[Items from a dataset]
....

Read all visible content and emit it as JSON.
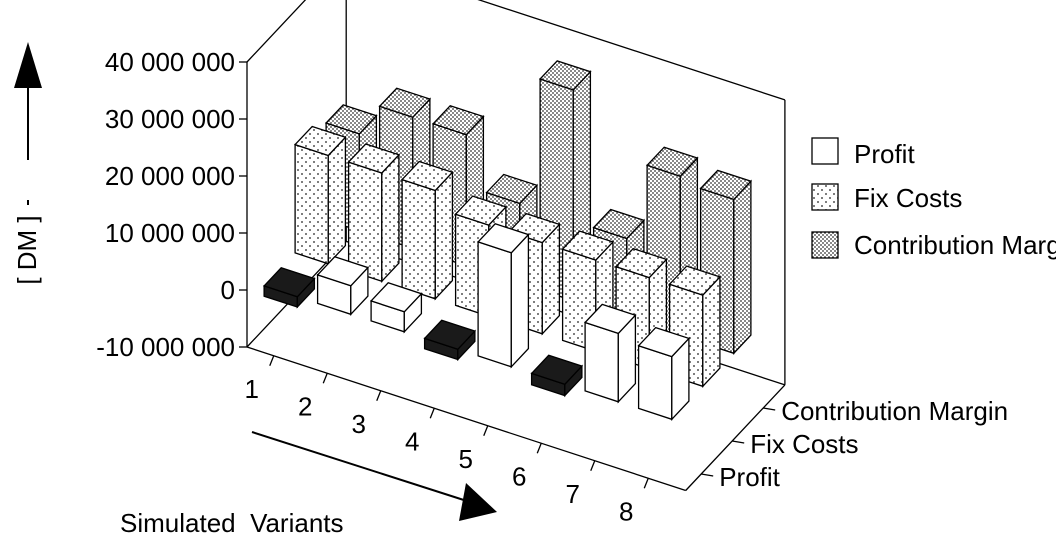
{
  "chart_data": {
    "type": "bar",
    "subtype": "3d-grouped-bar",
    "title": "",
    "xlabel": "Simulated  Variants",
    "ylabel": "[ DM ]",
    "ylim": [
      -10000000,
      40000000
    ],
    "y_ticks": [
      -10000000,
      0,
      10000000,
      20000000,
      30000000,
      40000000
    ],
    "y_tick_labels": [
      "-10 000 000",
      "0",
      "10 000 000",
      "20 000 000",
      "30 000 000",
      "40 000 000"
    ],
    "categories": [
      "1",
      "2",
      "3",
      "4",
      "5",
      "6",
      "7",
      "8"
    ],
    "depth_labels": [
      "Profit",
      "Fix Costs",
      "Contribution Margin"
    ],
    "legend_position": "right",
    "legend": [
      "Profit",
      "Fix Costs",
      "Contribution Margin"
    ],
    "series": [
      {
        "name": "Profit",
        "values": [
          -1800000,
          5000000,
          3500000,
          -1800000,
          20000000,
          -2000000,
          12000000,
          11000000
        ]
      },
      {
        "name": "Fix Costs",
        "values": [
          19000000,
          19000000,
          19000000,
          16000000,
          16000000,
          16000000,
          16000000,
          16000000
        ]
      },
      {
        "name": "Contribution Margin",
        "values": [
          17000000,
          23000000,
          23000000,
          14000000,
          37000000,
          14000000,
          28000000,
          27000000
        ]
      }
    ],
    "colors": {
      "Profit": "#ffffff",
      "Fix Costs": "#f3f3f3",
      "Contribution Margin": "#c8c8c8",
      "Negative": "#1a1a1a"
    },
    "grid": false
  }
}
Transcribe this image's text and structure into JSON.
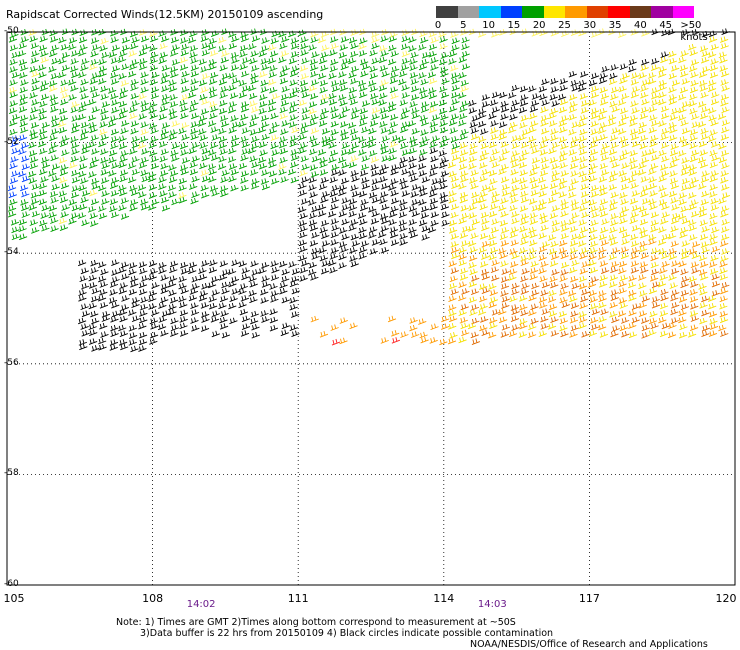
{
  "title": "Rapidscat Corrected Winds(12.5KM) 20150109 ascending",
  "legend": {
    "labels": [
      "0",
      "5",
      "10",
      "15",
      "20",
      "25",
      "30",
      "35",
      "40",
      "45",
      ">50 knots"
    ],
    "colors": [
      "#404040",
      "#a0a0a0",
      "#00c8ff",
      "#0040ff",
      "#00a000",
      "#ffe600",
      "#ff9a00",
      "#e04000",
      "#ff0000",
      "#6b3a1a",
      "#a000a0",
      "#ff00ff"
    ]
  },
  "map": {
    "lon_ticks": [
      "105",
      "108",
      "111",
      "114",
      "117",
      "120"
    ],
    "lat_ticks": [
      "-50",
      "-52",
      "-54",
      "-56",
      "-58",
      "-60"
    ],
    "lon_range": [
      105,
      120
    ],
    "lat_range": [
      -50,
      -60
    ],
    "grid": "dotted"
  },
  "times": [
    {
      "label": "14:02",
      "lon": 109
    },
    {
      "label": "14:03",
      "lon": 115
    }
  ],
  "notes": {
    "line1": "Note: 1) Times are GMT 2)Times along bottom correspond to measurement at ~50S",
    "line2": "3)Data buffer is 22 hrs from 20150109 4) Black circles indicate possible contamination",
    "line3": "NOAA/NESDIS/Office of Research and Applications"
  }
}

....

What is required:
Omit pictures; set down the rest of the material word for word.

Output below:
Read all visible content and emit it as JSON.
{
  "chart_data": {
    "type": "bar",
    "subtype": "3d-grouped-bar",
    "title": "",
    "xlabel": "Simulated  Variants",
    "ylabel": "[ DM ]",
    "ylim": [
      -10000000,
      40000000
    ],
    "y_ticks": [
      -10000000,
      0,
      10000000,
      20000000,
      30000000,
      40000000
    ],
    "y_tick_labels": [
      "-10 000 000",
      "0",
      "10 000 000",
      "20 000 000",
      "30 000 000",
      "40 000 000"
    ],
    "categories": [
      "1",
      "2",
      "3",
      "4",
      "5",
      "6",
      "7",
      "8"
    ],
    "depth_labels": [
      "Profit",
      "Fix Costs",
      "Contribution Margin"
    ],
    "legend_position": "right",
    "legend": [
      "Profit",
      "Fix Costs",
      "Contribution Margin"
    ],
    "series": [
      {
        "name": "Profit",
        "values": [
          -1800000,
          5000000,
          3500000,
          -1800000,
          20000000,
          -2000000,
          12000000,
          11000000
        ]
      },
      {
        "name": "Fix Costs",
        "values": [
          19000000,
          19000000,
          19000000,
          16000000,
          16000000,
          16000000,
          16000000,
          16000000
        ]
      },
      {
        "name": "Contribution Margin",
        "values": [
          17000000,
          23000000,
          23000000,
          14000000,
          37000000,
          14000000,
          28000000,
          27000000
        ]
      }
    ],
    "colors": {
      "Profit": "#ffffff",
      "Fix Costs": "#f3f3f3",
      "Contribution Margin": "#c8c8c8",
      "Negative": "#1a1a1a"
    },
    "grid": false
  }
}
Transcribe this image's text and structure into JSON.
{
  "title": "Rapidscat Corrected Winds(12.5KM) 20150109 ascending",
  "legend": {
    "labels": [
      "0",
      "5",
      "10",
      "15",
      "20",
      "25",
      "30",
      "35",
      "40",
      "45",
      ">50 knots"
    ],
    "colors": [
      "#404040",
      "#a0a0a0",
      "#00c8ff",
      "#0040ff",
      "#00a000",
      "#ffe600",
      "#ff9a00",
      "#e04000",
      "#ff0000",
      "#6b3a1a",
      "#a000a0",
      "#ff00ff"
    ]
  },
  "map": {
    "lon_ticks": [
      "105",
      "108",
      "111",
      "114",
      "117",
      "120"
    ],
    "lat_ticks": [
      "-50",
      "-52",
      "-54",
      "-56",
      "-58",
      "-60"
    ],
    "lon_range": [
      105,
      120
    ],
    "lat_range": [
      -50,
      -60
    ],
    "grid": "dotted"
  },
  "times": [
    {
      "label": "14:02",
      "lon": 109
    },
    {
      "label": "14:03",
      "lon": 115
    }
  ],
  "notes": {
    "line1": "Note: 1) Times are GMT 2)Times along bottom correspond to measurement at ~50S",
    "line2": "3)Data buffer is 22 hrs from 20150109 4) Black circles indicate possible contamination",
    "line3": "NOAA/NESDIS/Office of Research and Applications"
  }
}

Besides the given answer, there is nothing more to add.